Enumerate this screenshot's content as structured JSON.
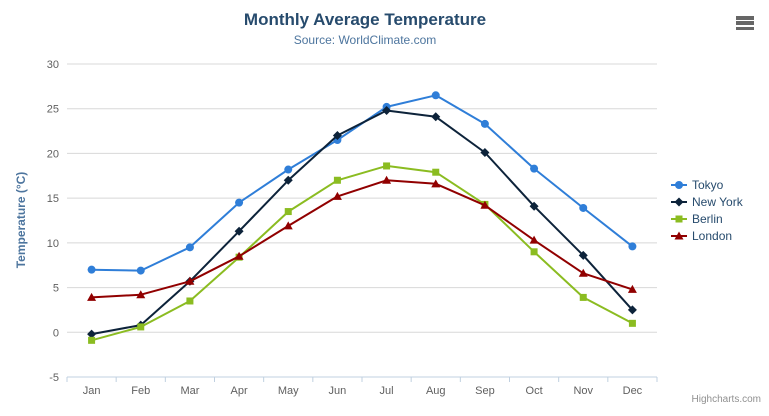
{
  "chart_data": {
    "type": "line",
    "title": "Monthly Average Temperature",
    "subtitle": "Source: WorldClimate.com",
    "xlabel": "",
    "ylabel": "Temperature (°C)",
    "ylim": [
      -5,
      30
    ],
    "ytick_interval": 5,
    "yticks": [
      -5,
      0,
      5,
      10,
      15,
      20,
      25,
      30
    ],
    "categories": [
      "Jan",
      "Feb",
      "Mar",
      "Apr",
      "May",
      "Jun",
      "Jul",
      "Aug",
      "Sep",
      "Oct",
      "Nov",
      "Dec"
    ],
    "series": [
      {
        "name": "Tokyo",
        "color": "#2f7ed8",
        "marker": "circle",
        "values": [
          7.0,
          6.9,
          9.5,
          14.5,
          18.2,
          21.5,
          25.2,
          26.5,
          23.3,
          18.3,
          13.9,
          9.6
        ]
      },
      {
        "name": "New York",
        "color": "#0d233a",
        "marker": "diamond",
        "values": [
          -0.2,
          0.8,
          5.7,
          11.3,
          17.0,
          22.0,
          24.8,
          24.1,
          20.1,
          14.1,
          8.6,
          2.5
        ]
      },
      {
        "name": "Berlin",
        "color": "#8bbc21",
        "marker": "square",
        "values": [
          -0.9,
          0.6,
          3.5,
          8.4,
          13.5,
          17.0,
          18.6,
          17.9,
          14.3,
          9.0,
          3.9,
          1.0
        ]
      },
      {
        "name": "London",
        "color": "#910000",
        "marker": "triangle",
        "values": [
          3.9,
          4.2,
          5.7,
          8.5,
          11.9,
          15.2,
          17.0,
          16.6,
          14.2,
          10.3,
          6.6,
          4.8
        ]
      }
    ],
    "legend": {
      "layout": "vertical",
      "position": "right"
    },
    "grid": true,
    "credits": "Highcharts.com"
  },
  "icons": {
    "context_menu": "hamburger-menu-icon"
  },
  "colors": {
    "title_text": "#274b6d",
    "subtitle_text": "#4d759e",
    "axis_title_text": "#4d759e",
    "axis_label_text": "#606060",
    "legend_text": "#274b6d",
    "gridline": "#d8d8d8",
    "axis_line": "#c0d0e0",
    "credits_text": "#909090",
    "menu_icon": "#666666"
  }
}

⁂

Pictures excluded, quote all the data above exactly.

Exercise solution:
Enumerate this screenshot's content as structured JSON.
{
  "chart_data": {
    "type": "line",
    "title": "Monthly Average Temperature",
    "subtitle": "Source: WorldClimate.com",
    "xlabel": "",
    "ylabel": "Temperature (°C)",
    "ylim": [
      -5,
      30
    ],
    "ytick_interval": 5,
    "yticks": [
      -5,
      0,
      5,
      10,
      15,
      20,
      25,
      30
    ],
    "categories": [
      "Jan",
      "Feb",
      "Mar",
      "Apr",
      "May",
      "Jun",
      "Jul",
      "Aug",
      "Sep",
      "Oct",
      "Nov",
      "Dec"
    ],
    "series": [
      {
        "name": "Tokyo",
        "color": "#2f7ed8",
        "marker": "circle",
        "values": [
          7.0,
          6.9,
          9.5,
          14.5,
          18.2,
          21.5,
          25.2,
          26.5,
          23.3,
          18.3,
          13.9,
          9.6
        ]
      },
      {
        "name": "New York",
        "color": "#0d233a",
        "marker": "diamond",
        "values": [
          -0.2,
          0.8,
          5.7,
          11.3,
          17.0,
          22.0,
          24.8,
          24.1,
          20.1,
          14.1,
          8.6,
          2.5
        ]
      },
      {
        "name": "Berlin",
        "color": "#8bbc21",
        "marker": "square",
        "values": [
          -0.9,
          0.6,
          3.5,
          8.4,
          13.5,
          17.0,
          18.6,
          17.9,
          14.3,
          9.0,
          3.9,
          1.0
        ]
      },
      {
        "name": "London",
        "color": "#910000",
        "marker": "triangle",
        "values": [
          3.9,
          4.2,
          5.7,
          8.5,
          11.9,
          15.2,
          17.0,
          16.6,
          14.2,
          10.3,
          6.6,
          4.8
        ]
      }
    ],
    "legend": {
      "layout": "vertical",
      "position": "right"
    },
    "grid": true,
    "credits": "Highcharts.com"
  },
  "icons": {
    "context_menu": "hamburger-menu-icon"
  },
  "colors": {
    "title_text": "#274b6d",
    "subtitle_text": "#4d759e",
    "axis_title_text": "#4d759e",
    "axis_label_text": "#606060",
    "legend_text": "#274b6d",
    "gridline": "#d8d8d8",
    "axis_line": "#c0d0e0",
    "credits_text": "#909090",
    "menu_icon": "#666666"
  }
}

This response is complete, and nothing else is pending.